▶ Required work
Please restate the following records word for word.

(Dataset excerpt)
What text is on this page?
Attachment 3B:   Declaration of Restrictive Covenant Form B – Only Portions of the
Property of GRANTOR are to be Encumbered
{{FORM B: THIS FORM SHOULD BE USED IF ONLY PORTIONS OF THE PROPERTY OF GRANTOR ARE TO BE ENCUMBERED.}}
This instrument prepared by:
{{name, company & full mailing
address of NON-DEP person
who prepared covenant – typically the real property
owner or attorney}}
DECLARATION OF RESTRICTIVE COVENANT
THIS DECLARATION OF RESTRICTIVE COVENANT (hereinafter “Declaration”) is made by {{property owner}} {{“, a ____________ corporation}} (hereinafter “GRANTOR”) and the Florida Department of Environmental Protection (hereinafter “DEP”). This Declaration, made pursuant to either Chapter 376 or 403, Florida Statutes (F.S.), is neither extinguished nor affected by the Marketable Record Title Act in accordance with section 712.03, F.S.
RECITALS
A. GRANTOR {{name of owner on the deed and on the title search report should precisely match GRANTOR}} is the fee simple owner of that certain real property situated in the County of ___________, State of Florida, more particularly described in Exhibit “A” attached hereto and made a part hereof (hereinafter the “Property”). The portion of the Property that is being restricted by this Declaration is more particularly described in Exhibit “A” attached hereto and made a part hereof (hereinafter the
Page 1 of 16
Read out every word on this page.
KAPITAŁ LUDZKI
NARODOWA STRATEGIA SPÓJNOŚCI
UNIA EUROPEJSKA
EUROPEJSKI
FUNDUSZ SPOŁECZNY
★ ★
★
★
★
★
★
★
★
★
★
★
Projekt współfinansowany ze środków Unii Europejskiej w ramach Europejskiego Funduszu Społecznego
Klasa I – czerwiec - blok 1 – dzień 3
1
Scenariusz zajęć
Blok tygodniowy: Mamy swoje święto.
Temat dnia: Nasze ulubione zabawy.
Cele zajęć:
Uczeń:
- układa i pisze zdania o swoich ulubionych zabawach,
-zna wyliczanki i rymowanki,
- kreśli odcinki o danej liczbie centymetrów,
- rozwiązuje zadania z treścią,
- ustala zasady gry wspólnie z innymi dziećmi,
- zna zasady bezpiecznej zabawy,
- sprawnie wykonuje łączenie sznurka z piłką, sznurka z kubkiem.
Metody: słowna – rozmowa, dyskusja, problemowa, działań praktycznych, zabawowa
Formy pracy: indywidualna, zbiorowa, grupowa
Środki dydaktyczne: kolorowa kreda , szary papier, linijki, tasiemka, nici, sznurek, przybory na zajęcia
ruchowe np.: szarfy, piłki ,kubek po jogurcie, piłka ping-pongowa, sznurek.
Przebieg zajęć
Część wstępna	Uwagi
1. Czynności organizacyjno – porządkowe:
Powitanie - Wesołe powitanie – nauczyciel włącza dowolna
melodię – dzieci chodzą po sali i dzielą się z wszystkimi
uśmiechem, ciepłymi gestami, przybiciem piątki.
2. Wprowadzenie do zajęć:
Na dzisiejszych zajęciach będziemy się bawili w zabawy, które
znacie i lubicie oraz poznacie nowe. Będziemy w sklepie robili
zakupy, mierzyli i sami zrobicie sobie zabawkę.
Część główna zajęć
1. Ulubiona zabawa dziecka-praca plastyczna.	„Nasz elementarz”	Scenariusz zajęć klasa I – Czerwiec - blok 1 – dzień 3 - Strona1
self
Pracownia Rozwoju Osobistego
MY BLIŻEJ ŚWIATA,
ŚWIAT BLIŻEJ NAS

▶ Finished answer
What text is on this page?
Attachment 3B:   Declaration of Restrictive Covenant Form B – Only Portions of the
Property of GRANTOR are to be Encumbered
{{FORM B: THIS FORM SHOULD BE USED IF ONLY PORTIONS OF THE PROPERTY OF GRANTOR ARE TO BE ENCUMBERED.}}
This instrument prepared by:
{{name, company & full mailing
address of NON-DEP person
who prepared covenant – typically the real property
owner or attorney}}
DECLARATION OF RESTRICTIVE COVENANT
THIS DECLARATION OF RESTRICTIVE COVENANT (hereinafter “Declaration”) is made by {{property owner}} {{“, a ____________ corporation}} (hereinafter “GRANTOR”) and the Florida Department of Environmental Protection (hereinafter “DEP”). This Declaration, made pursuant to either Chapter 376 or 403, Florida Statutes (F.S.), is neither extinguished nor affected by the Marketable Record Title Act in accordance with section 712.03, F.S.
RECITALS
A. GRANTOR {{name of owner on the deed and on the title search report should precisely match GRANTOR}} is the fee simple owner of that certain real property situated in the County of ___________, State of Florida, more particularly described in Exhibit “A” attached hereto and made a part hereof (hereinafter the “Property”). The portion of the Property that is being restricted by this Declaration is more particularly described in Exhibit “A” attached hereto and made a part hereof (hereinafter the
Page 1 of 16
Read out every word on this page.
KAPITAŁ LUDZKI
NARODOWA STRATEGIA SPÓJNOŚCI
UNIA EUROPEJSKA
EUROPEJSKI
FUNDUSZ SPOŁECZNY
★ ★
★
★
★
★
★
★
★
★
★
★
Projekt współfinansowany ze środków Unii Europejskiej w ramach Europejskiego Funduszu Społecznego
Klasa I – czerwiec - blok 1 – dzień 3
1
Scenariusz zajęć
Blok tygodniowy: Mamy swoje święto.
Temat dnia: Nasze ulubione zabawy.
Cele zajęć:
Uczeń:
- układa i pisze zdania o swoich ulubionych zabawach,
-zna wyliczanki i rymowanki,
- kreśli odcinki o danej liczbie centymetrów,
- rozwiązuje zadania z treścią,
- ustala zasady gry wspólnie z innymi dziećmi,
- zna zasady bezpiecznej zabawy,
- sprawnie wykonuje łączenie sznurka z piłką, sznurka z kubkiem.
Metody: słowna – rozmowa, dyskusja, problemowa, działań praktycznych, zabawowa
Formy pracy: indywidualna, zbiorowa, grupowa
Środki dydaktyczne: kolorowa kreda , szary papier, linijki, tasiemka, nici, sznurek, przybory na zajęcia
ruchowe np.: szarfy, piłki ,kubek po jogurcie, piłka ping-pongowa, sznurek.
Przebieg zajęć
Część wstępna	Uwagi
1. Czynności organizacyjno – porządkowe:
Powitanie - Wesołe powitanie – nauczyciel włącza dowolna
melodię – dzieci chodzą po sali i dzielą się z wszystkimi
uśmiechem, ciepłymi gestami, przybiciem piątki.
2. Wprowadzenie do zajęć:
Na dzisiejszych zajęciach będziemy się bawili w zabawy, które
znacie i lubicie oraz poznacie nowe. Będziemy w sklepie robili
zakupy, mierzyli i sami zrobicie sobie zabawkę.
Część główna zajęć
1. Ulubiona zabawa dziecka-praca plastyczna.	„Nasz elementarz”	Scenariusz zajęć klasa I – Czerwiec - blok 1 – dzień 3 - Strona1
self
Pracownia Rozwoju Osobistego
MY BLIŻEJ ŚWIATA,
ŚWIAT BLIŻEJ NAS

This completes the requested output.